● What the exercise asks
Return all entries word for word, but drop any images.

━━━━

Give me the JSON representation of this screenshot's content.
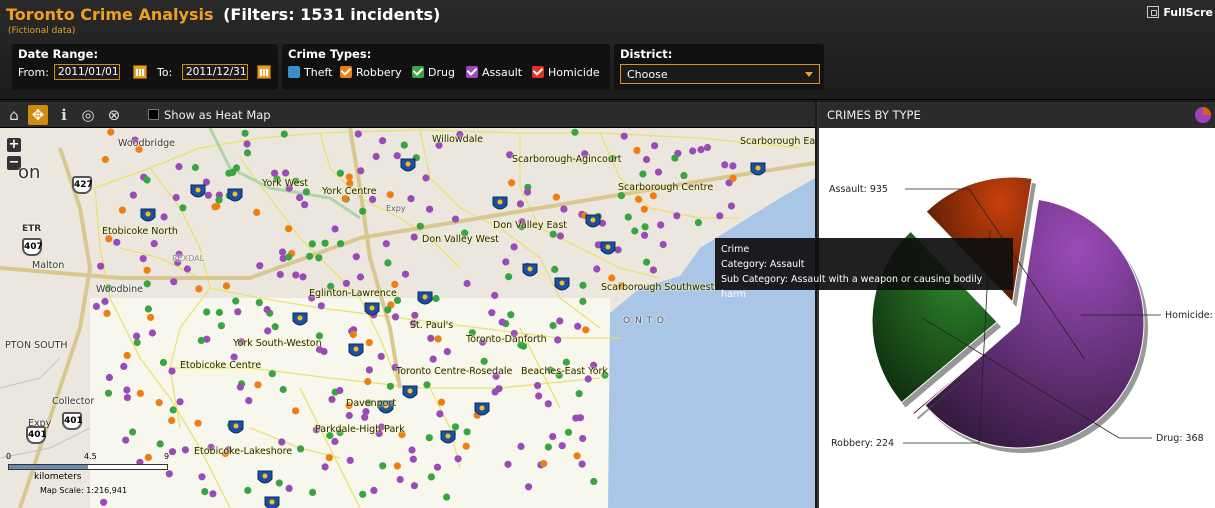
{
  "header": {
    "title": "Toronto Crime Analysis",
    "filter_count": "(Filters: 1531  incidents)",
    "subtitle": "(Fictional data)",
    "fullscreen_label": "FullScre"
  },
  "filters": {
    "date_range": {
      "label": "Date Range:",
      "from_label": "From:",
      "from_value": "2011/01/01",
      "to_label": "To:",
      "to_value": "2011/12/31"
    },
    "crime_types": {
      "label": "Crime Types:",
      "items": [
        {
          "label": "Theft",
          "color": "#3a8fc8",
          "checked": false
        },
        {
          "label": "Robbery",
          "color": "#f07d10",
          "checked": true
        },
        {
          "label": "Drug",
          "color": "#39a540",
          "checked": true
        },
        {
          "label": "Assault",
          "color": "#9a4bb8",
          "checked": true
        },
        {
          "label": "Homicide",
          "color": "#e0302a",
          "checked": true
        }
      ]
    },
    "district": {
      "label": "District:",
      "selected": "Choose"
    }
  },
  "map": {
    "toolbar": {
      "heatmap_label": "Show as Heat Map",
      "tools": [
        "home-icon",
        "pan-icon",
        "info-icon",
        "select-icon",
        "measure-icon"
      ]
    },
    "places": [
      "Woodbridge",
      "on",
      "ETR",
      "Malton",
      "Woodbine",
      "PTON SOUTH",
      "Collector",
      "Expy",
      "Willowdale",
      "York West",
      "York Centre",
      "Etobicoke North",
      "Don Valley West",
      "Don Valley East",
      "Scarborough-Agincourt",
      "Scarborough Centre",
      "Scarborough Southwest",
      "Eglinton-Lawrence",
      "St. Paul's",
      "York South-Weston",
      "Etobicoke Centre",
      "Toronto-Danforth",
      "Toronto Centre-Rosedale",
      "Beaches-East York",
      "Davenport",
      "Parkdale-High Park",
      "Etobicoke-Lakeshore",
      "Scarborough Ea",
      "REXDAL",
      "Expy",
      "401",
      "427",
      "407",
      "401",
      "O  N  T  O"
    ],
    "scale": {
      "t0": "0",
      "t1": "4.5",
      "t2": "9",
      "unit": "kilometers",
      "map_scale": "Map Scale: 1:216,941"
    },
    "tooltip": {
      "title": "Crime",
      "category": "Category: Assault",
      "sub_category": "Sub Category: Assault with a weapon or causing bodily harm"
    }
  },
  "chart": {
    "panel_title": "CRIMES BY TYPE",
    "labels": {
      "assault": "Assault: 935",
      "homicide": "Homicide:",
      "drug": "Drug: 368",
      "robbery": "Robbery: 224"
    }
  },
  "chart_data": {
    "type": "pie",
    "title": "CRIMES BY TYPE",
    "slices": [
      {
        "name": "Assault",
        "value": 935,
        "color": "#9a4bb8"
      },
      {
        "name": "Homicide",
        "value": 4,
        "color": "#e0302a"
      },
      {
        "name": "Drug",
        "value": 368,
        "color": "#2f8a2c"
      },
      {
        "name": "Robbery",
        "value": 224,
        "color": "#c8400c"
      }
    ]
  }
}
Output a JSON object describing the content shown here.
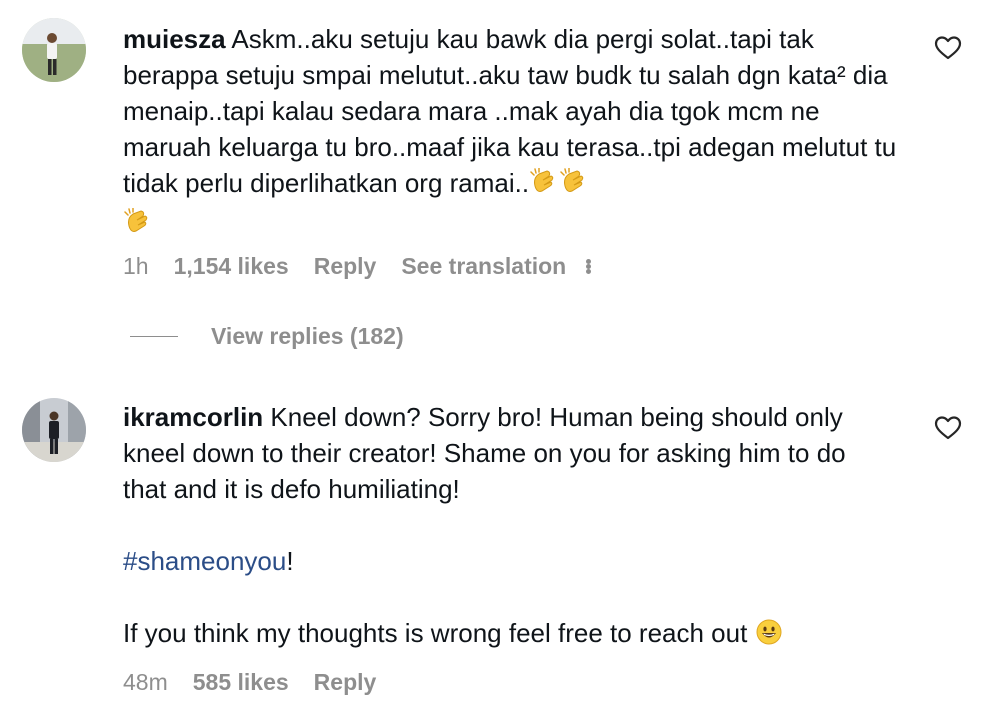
{
  "comments": [
    {
      "username": "muiesza",
      "text": "Askm..aku setuju kau bawk dia pergi solat..tapi tak berappa setuju smpai melutut..aku taw budk tu salah dgn kata² dia menaip..tapi kalau sedara mara ..mak ayah dia tgok mcm ne maruah keluarga tu bro..maaf jika kau terasa..tpi adegan melutut tu tidak perlu diperlihatkan org ramai..",
      "trailing_emojis": [
        "clapping-hands",
        "clapping-hands",
        "clapping-hands"
      ],
      "time": "1h",
      "likes": "1,154 likes",
      "reply": "Reply",
      "translate": "See translation",
      "view_replies": "View replies (182)"
    },
    {
      "username": "ikramcorlin",
      "text_line1": "Kneel down? Sorry bro! Human being should only kneel down to their creator! Shame on you for asking him to do that and it is defo humiliating!",
      "hashtag": "#shameonyou",
      "hashtag_suffix": "!",
      "text_line3": "If you think my thoughts is wrong feel free to reach out",
      "trailing_emoji": "grinning-face",
      "time": "48m",
      "likes": "585 likes",
      "reply": "Reply"
    }
  ],
  "icons": {
    "like": "heart-outline-icon",
    "more": "more-options-icon"
  }
}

━━━━

● Correct response
Give me the JSON representation of this screenshot's content.
{
  "header": {
    "title": "Toronto Crime Analysis",
    "filter_count": "(Filters: 1531  incidents)",
    "subtitle": "(Fictional data)",
    "fullscreen_label": "FullScre"
  },
  "filters": {
    "date_range": {
      "label": "Date Range:",
      "from_label": "From:",
      "from_value": "2011/01/01",
      "to_label": "To:",
      "to_value": "2011/12/31"
    },
    "crime_types": {
      "label": "Crime Types:",
      "items": [
        {
          "label": "Theft",
          "color": "#3a8fc8",
          "checked": false
        },
        {
          "label": "Robbery",
          "color": "#f07d10",
          "checked": true
        },
        {
          "label": "Drug",
          "color": "#39a540",
          "checked": true
        },
        {
          "label": "Assault",
          "color": "#9a4bb8",
          "checked": true
        },
        {
          "label": "Homicide",
          "color": "#e0302a",
          "checked": true
        }
      ]
    },
    "district": {
      "label": "District:",
      "selected": "Choose"
    }
  },
  "map": {
    "toolbar": {
      "heatmap_label": "Show as Heat Map",
      "tools": [
        "home-icon",
        "pan-icon",
        "info-icon",
        "select-icon",
        "measure-icon"
      ]
    },
    "places": [
      "Woodbridge",
      "on",
      "ETR",
      "Malton",
      "Woodbine",
      "PTON SOUTH",
      "Collector",
      "Expy",
      "Willowdale",
      "York West",
      "York Centre",
      "Etobicoke North",
      "Don Valley West",
      "Don Valley East",
      "Scarborough-Agincourt",
      "Scarborough Centre",
      "Scarborough Southwest",
      "Eglinton-Lawrence",
      "St. Paul's",
      "York South-Weston",
      "Etobicoke Centre",
      "Toronto-Danforth",
      "Toronto Centre-Rosedale",
      "Beaches-East York",
      "Davenport",
      "Parkdale-High Park",
      "Etobicoke-Lakeshore",
      "Scarborough Ea",
      "REXDAL",
      "Expy",
      "401",
      "427",
      "407",
      "401",
      "O  N  T  O"
    ],
    "scale": {
      "t0": "0",
      "t1": "4.5",
      "t2": "9",
      "unit": "kilometers",
      "map_scale": "Map Scale: 1:216,941"
    },
    "tooltip": {
      "title": "Crime",
      "category": "Category: Assault",
      "sub_category": "Sub Category: Assault with a weapon or causing bodily harm"
    }
  },
  "chart": {
    "panel_title": "CRIMES BY TYPE",
    "labels": {
      "assault": "Assault: 935",
      "homicide": "Homicide:",
      "drug": "Drug: 368",
      "robbery": "Robbery: 224"
    }
  },
  "chart_data": {
    "type": "pie",
    "title": "CRIMES BY TYPE",
    "slices": [
      {
        "name": "Assault",
        "value": 935,
        "color": "#9a4bb8"
      },
      {
        "name": "Homicide",
        "value": 4,
        "color": "#e0302a"
      },
      {
        "name": "Drug",
        "value": 368,
        "color": "#2f8a2c"
      },
      {
        "name": "Robbery",
        "value": 224,
        "color": "#c8400c"
      }
    ]
  }
}
Output a JSON object describing the content shown here.
{
  "comments": [
    {
      "username": "muiesza",
      "text": "Askm..aku setuju kau bawk dia pergi solat..tapi tak berappa setuju smpai melutut..aku taw budk tu salah dgn kata² dia menaip..tapi kalau sedara mara ..mak ayah dia tgok mcm ne maruah keluarga tu bro..maaf jika kau terasa..tpi adegan melutut tu tidak perlu diperlihatkan org ramai..",
      "trailing_emojis": [
        "clapping-hands",
        "clapping-hands",
        "clapping-hands"
      ],
      "time": "1h",
      "likes": "1,154 likes",
      "reply": "Reply",
      "translate": "See translation",
      "view_replies": "View replies (182)"
    },
    {
      "username": "ikramcorlin",
      "text_line1": "Kneel down? Sorry bro! Human being should only kneel down to their creator! Shame on you for asking him to do that and it is defo humiliating!",
      "hashtag": "#shameonyou",
      "hashtag_suffix": "!",
      "text_line3": "If you think my thoughts is wrong feel free to reach out",
      "trailing_emoji": "grinning-face",
      "time": "48m",
      "likes": "585 likes",
      "reply": "Reply"
    }
  ],
  "icons": {
    "like": "heart-outline-icon",
    "more": "more-options-icon"
  }
}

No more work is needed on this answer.